*Records provided*.
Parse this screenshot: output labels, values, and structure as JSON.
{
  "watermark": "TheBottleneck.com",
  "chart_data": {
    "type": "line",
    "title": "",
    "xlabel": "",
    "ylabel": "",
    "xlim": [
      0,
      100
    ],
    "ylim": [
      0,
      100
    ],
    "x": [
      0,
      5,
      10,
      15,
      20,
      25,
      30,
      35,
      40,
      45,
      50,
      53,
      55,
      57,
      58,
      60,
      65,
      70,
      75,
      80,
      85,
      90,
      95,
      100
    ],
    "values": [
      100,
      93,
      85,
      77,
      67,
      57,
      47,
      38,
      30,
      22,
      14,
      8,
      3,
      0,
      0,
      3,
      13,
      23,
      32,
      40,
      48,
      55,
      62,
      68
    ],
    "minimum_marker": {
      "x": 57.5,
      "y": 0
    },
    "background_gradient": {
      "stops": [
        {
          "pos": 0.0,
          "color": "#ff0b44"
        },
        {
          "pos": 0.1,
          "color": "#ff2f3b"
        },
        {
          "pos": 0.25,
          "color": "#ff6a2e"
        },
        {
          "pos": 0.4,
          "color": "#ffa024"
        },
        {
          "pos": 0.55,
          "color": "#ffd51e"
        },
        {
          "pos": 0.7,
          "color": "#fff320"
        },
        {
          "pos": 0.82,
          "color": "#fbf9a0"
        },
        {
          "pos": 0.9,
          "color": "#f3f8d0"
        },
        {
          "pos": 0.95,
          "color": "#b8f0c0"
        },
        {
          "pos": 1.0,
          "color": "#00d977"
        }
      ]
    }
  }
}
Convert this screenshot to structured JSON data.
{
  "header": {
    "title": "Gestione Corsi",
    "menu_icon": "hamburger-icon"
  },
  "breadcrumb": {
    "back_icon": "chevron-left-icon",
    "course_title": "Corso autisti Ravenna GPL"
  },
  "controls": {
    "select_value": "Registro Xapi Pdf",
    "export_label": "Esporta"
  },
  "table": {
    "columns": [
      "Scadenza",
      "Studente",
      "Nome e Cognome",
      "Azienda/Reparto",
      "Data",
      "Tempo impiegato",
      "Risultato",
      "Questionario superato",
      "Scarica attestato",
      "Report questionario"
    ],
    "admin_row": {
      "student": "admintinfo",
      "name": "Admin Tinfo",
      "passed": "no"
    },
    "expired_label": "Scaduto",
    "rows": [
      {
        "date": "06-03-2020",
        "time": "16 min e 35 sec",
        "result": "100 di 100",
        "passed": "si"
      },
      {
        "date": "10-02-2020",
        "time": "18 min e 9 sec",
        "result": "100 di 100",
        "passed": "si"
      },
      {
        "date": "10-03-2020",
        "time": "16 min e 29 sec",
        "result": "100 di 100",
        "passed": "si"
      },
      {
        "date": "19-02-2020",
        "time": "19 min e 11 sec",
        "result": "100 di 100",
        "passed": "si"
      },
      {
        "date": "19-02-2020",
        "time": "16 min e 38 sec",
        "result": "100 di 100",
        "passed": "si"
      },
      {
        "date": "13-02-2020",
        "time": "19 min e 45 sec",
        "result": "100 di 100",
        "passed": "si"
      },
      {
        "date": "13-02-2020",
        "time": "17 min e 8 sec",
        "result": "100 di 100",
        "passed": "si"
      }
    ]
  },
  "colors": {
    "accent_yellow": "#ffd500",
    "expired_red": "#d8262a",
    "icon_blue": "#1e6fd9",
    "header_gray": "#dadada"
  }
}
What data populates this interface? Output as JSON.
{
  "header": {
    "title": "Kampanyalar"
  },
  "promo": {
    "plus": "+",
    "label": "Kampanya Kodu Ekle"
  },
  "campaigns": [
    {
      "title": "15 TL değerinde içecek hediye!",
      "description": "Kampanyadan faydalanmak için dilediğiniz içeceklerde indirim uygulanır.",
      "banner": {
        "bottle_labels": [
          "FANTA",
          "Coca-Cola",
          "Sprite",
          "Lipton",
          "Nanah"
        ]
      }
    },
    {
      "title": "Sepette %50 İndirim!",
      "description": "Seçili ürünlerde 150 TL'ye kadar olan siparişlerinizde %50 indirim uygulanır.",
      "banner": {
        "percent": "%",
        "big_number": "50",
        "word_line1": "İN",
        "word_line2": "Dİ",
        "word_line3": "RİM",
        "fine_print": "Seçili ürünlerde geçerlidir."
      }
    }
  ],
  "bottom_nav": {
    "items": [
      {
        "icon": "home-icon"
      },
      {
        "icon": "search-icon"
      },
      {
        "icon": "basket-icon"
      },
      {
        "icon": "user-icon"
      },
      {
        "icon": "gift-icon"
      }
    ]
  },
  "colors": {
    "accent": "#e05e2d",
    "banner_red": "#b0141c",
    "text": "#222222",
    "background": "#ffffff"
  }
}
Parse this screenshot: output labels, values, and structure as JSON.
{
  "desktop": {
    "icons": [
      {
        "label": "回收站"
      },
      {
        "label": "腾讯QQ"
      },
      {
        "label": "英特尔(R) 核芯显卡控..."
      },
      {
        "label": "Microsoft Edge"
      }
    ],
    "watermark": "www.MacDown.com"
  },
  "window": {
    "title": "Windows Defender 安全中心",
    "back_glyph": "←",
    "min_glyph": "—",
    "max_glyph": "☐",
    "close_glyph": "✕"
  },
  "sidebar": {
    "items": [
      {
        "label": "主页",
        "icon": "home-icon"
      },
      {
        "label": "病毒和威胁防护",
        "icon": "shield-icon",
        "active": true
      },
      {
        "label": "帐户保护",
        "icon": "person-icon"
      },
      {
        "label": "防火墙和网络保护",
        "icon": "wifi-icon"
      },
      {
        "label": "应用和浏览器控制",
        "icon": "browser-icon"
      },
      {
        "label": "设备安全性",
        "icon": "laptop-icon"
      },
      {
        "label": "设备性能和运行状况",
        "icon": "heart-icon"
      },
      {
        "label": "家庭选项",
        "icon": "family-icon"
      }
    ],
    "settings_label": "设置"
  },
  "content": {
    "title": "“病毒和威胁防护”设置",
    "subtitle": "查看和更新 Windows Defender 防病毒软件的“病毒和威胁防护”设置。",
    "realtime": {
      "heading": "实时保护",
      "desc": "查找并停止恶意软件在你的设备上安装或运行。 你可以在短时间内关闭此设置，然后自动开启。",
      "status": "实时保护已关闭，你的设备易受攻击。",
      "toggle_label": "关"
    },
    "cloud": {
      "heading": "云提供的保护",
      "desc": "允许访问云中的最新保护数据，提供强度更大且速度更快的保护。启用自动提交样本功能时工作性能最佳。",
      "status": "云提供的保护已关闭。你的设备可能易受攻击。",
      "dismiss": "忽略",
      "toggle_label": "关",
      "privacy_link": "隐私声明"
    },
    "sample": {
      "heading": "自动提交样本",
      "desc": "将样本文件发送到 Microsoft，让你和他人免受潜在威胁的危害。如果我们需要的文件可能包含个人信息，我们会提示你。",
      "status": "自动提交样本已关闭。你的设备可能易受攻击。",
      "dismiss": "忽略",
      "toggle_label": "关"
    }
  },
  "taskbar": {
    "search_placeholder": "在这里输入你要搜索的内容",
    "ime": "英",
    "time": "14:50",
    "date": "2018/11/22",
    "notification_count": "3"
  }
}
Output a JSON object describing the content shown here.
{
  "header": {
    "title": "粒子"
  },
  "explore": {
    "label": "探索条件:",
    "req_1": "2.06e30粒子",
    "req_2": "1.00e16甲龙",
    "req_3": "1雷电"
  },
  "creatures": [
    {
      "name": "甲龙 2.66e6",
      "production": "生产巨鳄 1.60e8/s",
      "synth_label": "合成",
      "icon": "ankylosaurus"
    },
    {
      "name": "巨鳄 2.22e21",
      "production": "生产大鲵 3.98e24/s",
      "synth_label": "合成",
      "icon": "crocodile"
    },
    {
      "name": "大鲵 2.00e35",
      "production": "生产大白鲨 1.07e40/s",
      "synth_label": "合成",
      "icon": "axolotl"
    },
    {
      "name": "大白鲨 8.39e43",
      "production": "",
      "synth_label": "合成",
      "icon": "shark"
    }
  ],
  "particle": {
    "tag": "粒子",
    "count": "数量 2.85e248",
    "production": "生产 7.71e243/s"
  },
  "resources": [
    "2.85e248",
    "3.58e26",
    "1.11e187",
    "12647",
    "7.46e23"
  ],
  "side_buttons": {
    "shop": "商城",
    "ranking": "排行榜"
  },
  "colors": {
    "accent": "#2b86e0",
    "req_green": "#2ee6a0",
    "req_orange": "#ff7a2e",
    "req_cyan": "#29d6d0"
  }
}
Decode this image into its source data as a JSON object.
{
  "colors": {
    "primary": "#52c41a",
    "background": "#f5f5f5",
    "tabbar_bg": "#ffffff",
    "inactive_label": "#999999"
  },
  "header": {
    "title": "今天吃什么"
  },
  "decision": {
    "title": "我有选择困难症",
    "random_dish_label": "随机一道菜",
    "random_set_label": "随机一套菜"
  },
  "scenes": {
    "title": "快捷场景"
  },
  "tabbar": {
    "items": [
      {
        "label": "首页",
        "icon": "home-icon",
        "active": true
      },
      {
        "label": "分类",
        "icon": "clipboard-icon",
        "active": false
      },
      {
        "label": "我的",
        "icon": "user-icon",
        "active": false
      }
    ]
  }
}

*Exercise directions*.
Copy out every line from the one containing "Decode this image" to the end of the material, both ends included.

*Result of the task*.
Decode this image into its source data as a JSON object.
{
  "colors": {
    "primary": "#52c41a",
    "background": "#f5f5f5",
    "tabbar_bg": "#ffffff",
    "inactive_label": "#999999"
  },
  "header": {
    "title": "今天吃什么"
  },
  "decision": {
    "title": "我有选择困难症",
    "random_dish_label": "随机一道菜",
    "random_set_label": "随机一套菜"
  },
  "scenes": {
    "title": "快捷场景"
  },
  "tabbar": {
    "items": [
      {
        "label": "首页",
        "icon": "home-icon",
        "active": true
      },
      {
        "label": "分类",
        "icon": "clipboard-icon",
        "active": false
      },
      {
        "label": "我的",
        "icon": "user-icon",
        "active": false
      }
    ]
  }
}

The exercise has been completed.